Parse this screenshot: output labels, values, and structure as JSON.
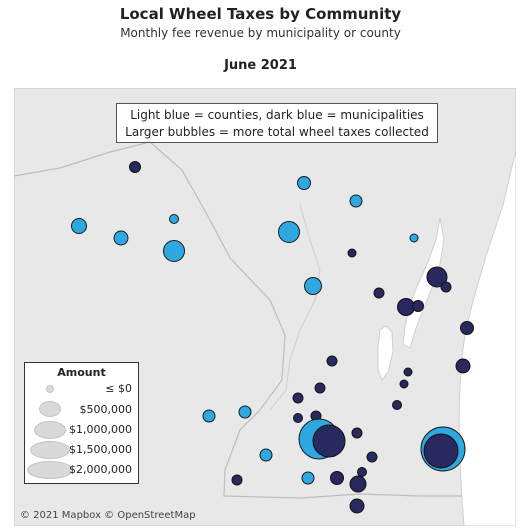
{
  "header": {
    "title": "Local Wheel Taxes by Community",
    "subtitle": "Monthly fee revenue by municipality or county",
    "date": "June 2021"
  },
  "note": {
    "line1": "Light blue = counties, dark blue = municipalities",
    "line2": "Larger bubbles = more total wheel taxes collected"
  },
  "legend": {
    "title": "Amount",
    "items": [
      "≤ $0",
      "$500,000",
      "$1,000,000",
      "$1,500,000",
      "$2,000,000"
    ]
  },
  "colors": {
    "county": "#2ea8e0",
    "municipality": "#27295f",
    "land": "#e6e6e6",
    "water": "#ffffff"
  },
  "attribution": "© 2021 Mapbox © OpenStreetMap"
}
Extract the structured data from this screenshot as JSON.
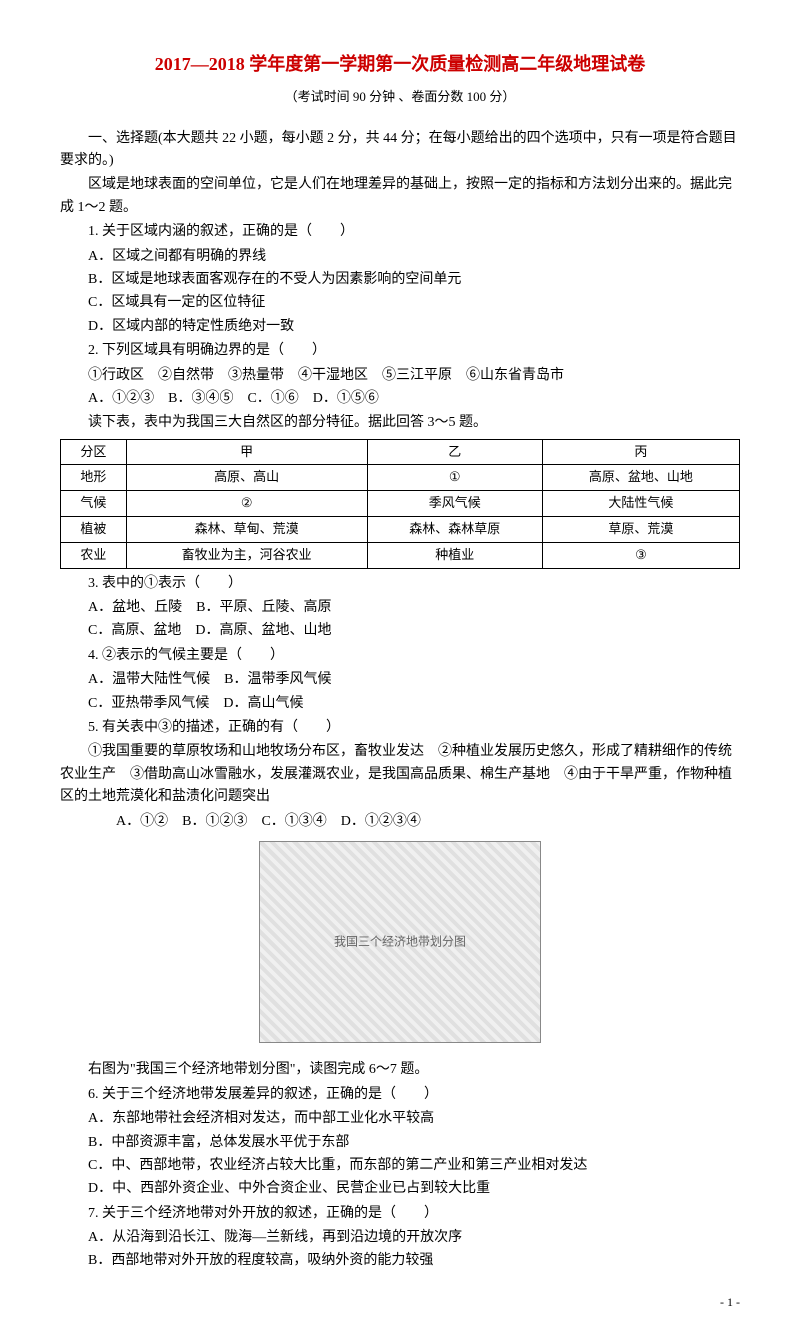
{
  "title": "2017—2018 学年度第一学期第一次质量检测高二年级地理试卷",
  "subtitle": "（考试时间 90 分钟 、卷面分数 100 分）",
  "section1": "一、选择题(本大题共 22 小题，每小题 2 分，共 44 分；在每小题给出的四个选项中，只有一项是符合题目要求的。)",
  "intro12": "区域是地球表面的空间单位，它是人们在地理差异的基础上，按照一定的指标和方法划分出来的。据此完成 1～2 题。",
  "q1": "1. 关于区域内涵的叙述，正确的是（　　）",
  "q1a": "A．区域之间都有明确的界线",
  "q1b": "B．区域是地球表面客观存在的不受人为因素影响的空间单元",
  "q1c": "C．区域具有一定的区位特征",
  "q1d": "D．区域内部的特定性质绝对一致",
  "q2": "2. 下列区域具有明确边界的是（　　）",
  "q2line": "①行政区　②自然带　③热量带　④干湿地区　⑤三江平原　⑥山东省青岛市",
  "q2opts": "A．①②③　B．③④⑤　C．①⑥　D．①⑤⑥",
  "intro35": "读下表，表中为我国三大自然区的部分特征。据此回答 3～5 题。",
  "table": {
    "rows": [
      [
        "分区",
        "甲",
        "乙",
        "丙"
      ],
      [
        "地形",
        "高原、高山",
        "①",
        "高原、盆地、山地"
      ],
      [
        "气候",
        "②",
        "季风气候",
        "大陆性气候"
      ],
      [
        "植被",
        "森林、草甸、荒漠",
        "森林、森林草原",
        "草原、荒漠"
      ],
      [
        "农业",
        "畜牧业为主，河谷农业",
        "种植业",
        "③"
      ]
    ]
  },
  "q3": "3. 表中的①表示（　　）",
  "q3a": "A．盆地、丘陵　B．平原、丘陵、高原",
  "q3b": "C．高原、盆地　D．高原、盆地、山地",
  "q4": "4. ②表示的气候主要是（　　）",
  "q4a": "A．温带大陆性气候　B．温带季风气候",
  "q4b": "C．亚热带季风气候　D．高山气候",
  "q5": "5. 有关表中③的描述，正确的有（　　）",
  "q5line": "①我国重要的草原牧场和山地牧场分布区，畜牧业发达　②种植业发展历史悠久，形成了精耕细作的传统农业生产　③借助高山冰雪融水，发展灌溉农业，是我国高品质果、棉生产基地　④由于干旱严重，作物种植区的土地荒漠化和盐渍化问题突出",
  "q5opts": "A．①②　B．①②③　C．①③④　D．①②③④",
  "mapcap": "我国三个经济地带划分图",
  "intro67": "右图为\"我国三个经济地带划分图\"，读图完成 6～7 题。",
  "q6": "6. 关于三个经济地带发展差异的叙述，正确的是（　　）",
  "q6a": "A．东部地带社会经济相对发达，而中部工业化水平较高",
  "q6b": "B．中部资源丰富，总体发展水平优于东部",
  "q6c": "C．中、西部地带，农业经济占较大比重，而东部的第二产业和第三产业相对发达",
  "q6d": "D．中、西部外资企业、中外合资企业、民营企业已占到较大比重",
  "q7": "7. 关于三个经济地带对外开放的叙述，正确的是（　　）",
  "q7a": "A．从沿海到沿长江、陇海—兰新线，再到沿边境的开放次序",
  "q7b": "B．西部地带对外开放的程度较高，吸纳外资的能力较强",
  "pagenum": "- 1 -"
}
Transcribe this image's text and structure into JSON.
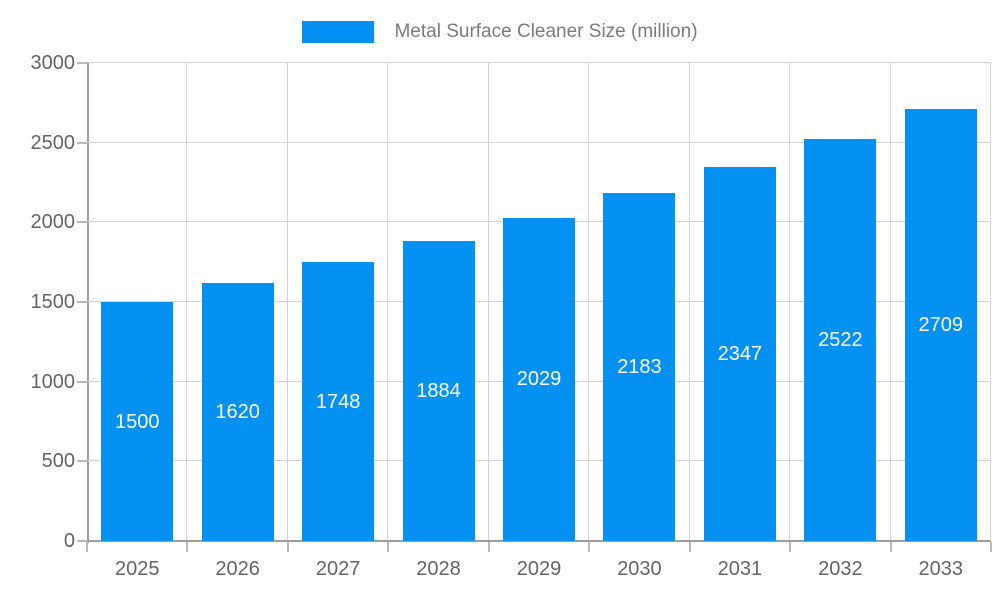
{
  "chart_data": {
    "type": "bar",
    "title": "",
    "legend_label": "Metal Surface Cleaner Size (million)",
    "legend_position": "top-center",
    "categories": [
      "2025",
      "2026",
      "2027",
      "2028",
      "2029",
      "2030",
      "2031",
      "2032",
      "2033"
    ],
    "values": [
      1500,
      1620,
      1748,
      1884,
      2029,
      2183,
      2347,
      2522,
      2709
    ],
    "value_labels_shown_inside_bars": true,
    "xlabel": "",
    "ylabel": "",
    "ylim": [
      0,
      3000
    ],
    "yticks": [
      0,
      500,
      1000,
      1500,
      2000,
      2500,
      3000
    ],
    "grid": "on",
    "colors": {
      "bar": "#0591F2",
      "bar_value_text": "#ffffff",
      "gridline": "#d2d2d2",
      "axis_line": "#9e9e9e",
      "tick_mark": "#b9b9b9",
      "tick_text": "#646464",
      "legend_text": "#7b7b7b",
      "background": "#ffffff"
    }
  }
}
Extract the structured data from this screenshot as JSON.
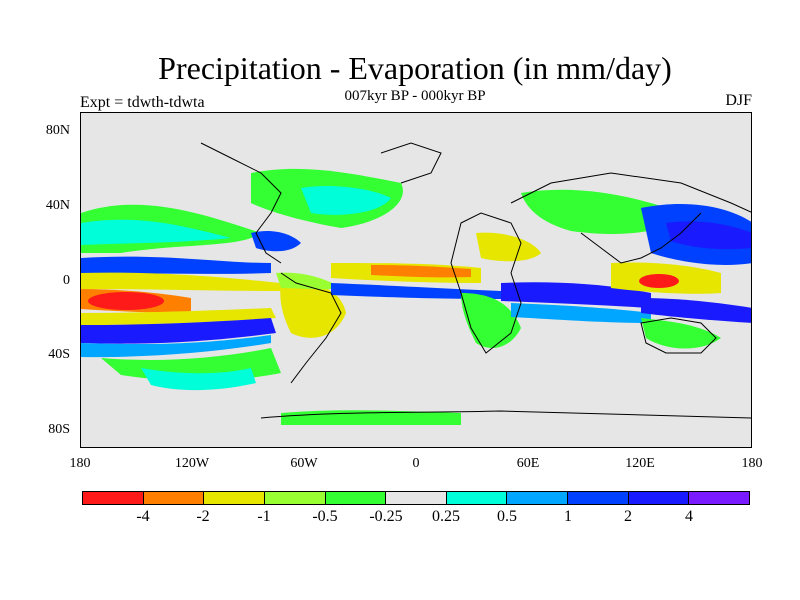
{
  "title": "Precipitation - Evaporation (in mm/day)",
  "subtitle": "007kyr BP - 000kyr BP",
  "left_label": "Expt = tdwth-tdwta",
  "right_label": "DJF",
  "lat_ticks": [
    "80N",
    "40N",
    "0",
    "40S",
    "80S"
  ],
  "lon_ticks": [
    "180",
    "120W",
    "60W",
    "0",
    "60E",
    "120E",
    "180"
  ],
  "colorbar": {
    "colors": [
      "#ff1a1a",
      "#ff8000",
      "#e6e600",
      "#99ff33",
      "#33ff33",
      "#e6e6e6",
      "#00ffd9",
      "#00a6ff",
      "#0040ff",
      "#1a1aff",
      "#7a1aff"
    ],
    "labels": [
      "-4",
      "-2",
      "-1",
      "-0.5",
      "-0.25",
      "0.25",
      "0.5",
      "1",
      "2",
      "4"
    ]
  },
  "map_data": {
    "background": "#e6e6e6",
    "coastline_color": "#000000",
    "fields": [
      {
        "level": "4",
        "color": "#1a1aff",
        "region": "south-pacific-convergence"
      },
      {
        "level": "2",
        "color": "#0040ff",
        "region": "north-pacific-east-asia"
      },
      {
        "level": "-4",
        "color": "#ff1a1a",
        "region": "central-pacific-south"
      },
      {
        "level": "-4",
        "color": "#ff1a1a",
        "region": "maritime-continent"
      },
      {
        "level": "-1",
        "color": "#e6e600",
        "region": "atlantic-itcz"
      }
    ]
  }
}
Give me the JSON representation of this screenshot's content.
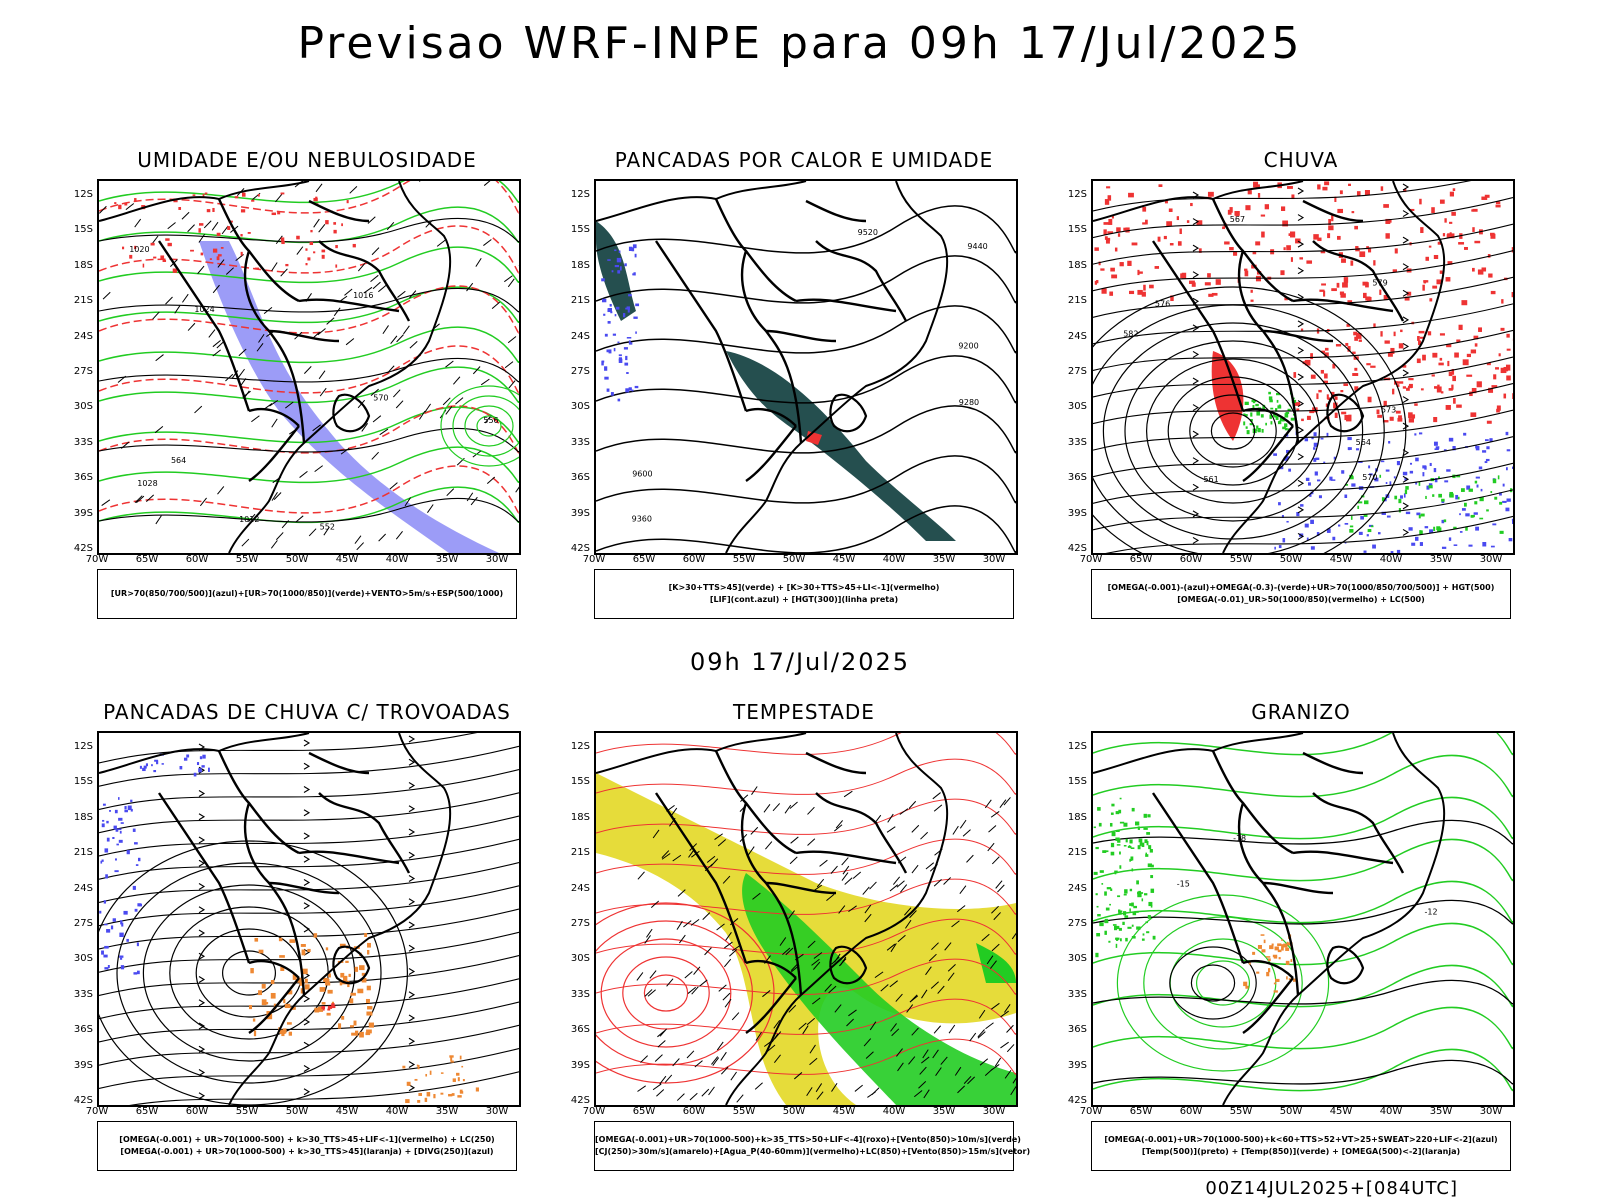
{
  "header": {
    "title": "Previsao WRF-INPE  para 09h 17/Jul/2025",
    "mid_title": "09h 17/Jul/2025",
    "footer": "00Z14JUL2025+[084UTC]"
  },
  "axes": {
    "lat_labels": [
      "12S",
      "15S",
      "18S",
      "21S",
      "24S",
      "27S",
      "30S",
      "33S",
      "36S",
      "39S",
      "42S"
    ],
    "lon_labels": [
      "70W",
      "65W",
      "60W",
      "55W",
      "50W",
      "45W",
      "40W",
      "35W",
      "30W"
    ]
  },
  "colors": {
    "blue": "#4a4af0",
    "green": "#22cc22",
    "red": "#ee3333",
    "dark_teal": "#254f4f",
    "yellow": "#e6dc3a",
    "orange": "#ee8833",
    "black": "#000000"
  },
  "panels": [
    {
      "id": "umidade",
      "title": "UMIDADE E/OU NEBULOSIDADE",
      "legend": [
        "[UR>70(850/700/500)](azul)+[UR>70(1000/850)](verde)+VENTO>5m/s+ESP(500/1000)"
      ],
      "contour_labels": [
        "1020",
        "1024",
        "1028",
        "1016",
        "1012",
        "552",
        "556",
        "564",
        "570"
      ]
    },
    {
      "id": "pancadas_calor",
      "title": "PANCADAS POR CALOR E UMIDADE",
      "legend": [
        "[K>30+TTS>45](verde) + [K>30+TTS>45+LI<-1](vermelho)",
        "[LIF](cont.azul) + [HGT(300)](linha preta)"
      ],
      "contour_labels": [
        "9600",
        "9520",
        "9440",
        "9360",
        "9280",
        "9200"
      ]
    },
    {
      "id": "chuva",
      "title": "CHUVA",
      "legend": [
        "[OMEGA(-0.001)-(azul)+OMEGA(-0.3)-(verde)+UR>70(1000/850/700/500)] + HGT(500)",
        "[OMEGA(-0.01)_UR>50(1000/850)(vermelho) + LC(500)"
      ],
      "contour_labels": [
        "582",
        "579",
        "576",
        "573",
        "570",
        "567",
        "564",
        "561"
      ]
    },
    {
      "id": "trovoadas",
      "title": "PANCADAS DE CHUVA C/ TROVOADAS",
      "legend": [
        "[OMEGA(-0.001) + UR>70(1000-500) + k>30_TTS>45+LIF<-1](vermelho) + LC(250)",
        "[OMEGA(-0.001) + UR>70(1000-500) + k>30_TTS>45](laranja) + [DIVG(250)](azul)"
      ],
      "contour_labels": []
    },
    {
      "id": "tempestade",
      "title": "TEMPESTADE",
      "legend": [
        "[OMEGA(-0.001)+UR>70(1000-500)+k>35_TTS>50+LIF<-4](roxo)+[Vento(850)>10m/s](verde)",
        "[CJ(250)>30m/s](amarelo)+[Agua_P(40-60mm)](vermelho)+LC(850)+[Vento(850)>15m/s](vetor)"
      ],
      "contour_labels": []
    },
    {
      "id": "granizo",
      "title": "GRANIZO",
      "legend": [
        "[OMEGA(-0.001)+UR>70(1000-500)+k<60+TTS>52+VT>25+SWEAT>220+LIF<-2](azul)",
        "[Temp(500)](preto) + [Temp(850)](verde) + [OMEGA(500)<-2](laranja)"
      ],
      "contour_labels": [
        "-18",
        "-15",
        "-12"
      ]
    }
  ]
}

- [Task objective]:
Copy out every line holding the string "verde".

- [Correct result]:
        "[UR>70(850/700/500)](azul)+[UR>70(1000/850)](verde)+VENTO>5m/s+ESP(500/1000)"
        "[K>30+TTS>45](verde) + [K>30+TTS>45+LI<-1](vermelho)",
        "[OMEGA(-0.001)-(azul)+OMEGA(-0.3)-(verde)+UR>70(1000/850/700/500)] + HGT(500)",
        "[OMEGA(-0.001)+UR>70(1000-500)+k>35_TTS>50+LIF<-4](roxo)+[Vento(850)>10m/s](verde)",
        "[Temp(500)](preto) + [Temp(850)](verde) + [OMEGA(500)<-2](laranja)"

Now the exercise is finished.